Exercise goal. Copy exactly the last part of the entries, starting from the line with "Convert this document image to plain text." and including the final line.

=======

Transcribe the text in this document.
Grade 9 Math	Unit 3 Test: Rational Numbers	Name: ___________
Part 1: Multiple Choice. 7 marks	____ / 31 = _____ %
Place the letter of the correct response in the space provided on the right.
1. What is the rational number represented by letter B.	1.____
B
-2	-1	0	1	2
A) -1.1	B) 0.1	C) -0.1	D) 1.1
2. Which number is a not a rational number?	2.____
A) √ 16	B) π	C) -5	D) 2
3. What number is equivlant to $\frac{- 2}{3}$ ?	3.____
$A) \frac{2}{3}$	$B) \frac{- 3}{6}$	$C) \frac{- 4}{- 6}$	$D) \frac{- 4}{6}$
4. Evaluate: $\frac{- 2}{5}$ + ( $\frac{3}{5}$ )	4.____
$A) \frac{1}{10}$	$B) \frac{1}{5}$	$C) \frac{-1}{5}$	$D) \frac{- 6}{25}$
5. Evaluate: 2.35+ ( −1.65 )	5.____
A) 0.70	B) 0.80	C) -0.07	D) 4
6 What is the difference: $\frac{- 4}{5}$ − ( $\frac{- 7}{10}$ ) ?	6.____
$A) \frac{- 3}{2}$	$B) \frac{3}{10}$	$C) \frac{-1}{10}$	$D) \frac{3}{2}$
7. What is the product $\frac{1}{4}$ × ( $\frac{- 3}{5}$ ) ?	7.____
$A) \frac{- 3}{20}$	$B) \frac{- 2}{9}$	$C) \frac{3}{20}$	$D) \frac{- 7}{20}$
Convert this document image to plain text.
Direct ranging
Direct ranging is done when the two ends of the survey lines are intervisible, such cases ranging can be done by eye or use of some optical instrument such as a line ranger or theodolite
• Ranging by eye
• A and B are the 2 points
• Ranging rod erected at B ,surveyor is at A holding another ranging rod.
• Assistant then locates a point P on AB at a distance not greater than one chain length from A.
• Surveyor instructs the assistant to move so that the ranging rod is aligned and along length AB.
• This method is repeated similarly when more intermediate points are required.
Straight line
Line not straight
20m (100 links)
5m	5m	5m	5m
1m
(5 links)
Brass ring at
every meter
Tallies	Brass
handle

=======

Reply.
Convert this document image to plain text.
Direct ranging
Direct ranging is done when the two ends of the survey lines are intervisible, such cases ranging can be done by eye or use of some optical instrument such as a line ranger or theodolite
• Ranging by eye
• A and B are the 2 points
• Ranging rod erected at B ,surveyor is at A holding another ranging rod.
• Assistant then locates a point P on AB at a distance not greater than one chain length from A.
• Surveyor instructs the assistant to move so that the ranging rod is aligned and along length AB.
• This method is repeated similarly when more intermediate points are required.
Straight line
Line not straight
20m (100 links)
5m	5m	5m	5m
1m
(5 links)
Brass ring at
every meter
Tallies	Brass
handle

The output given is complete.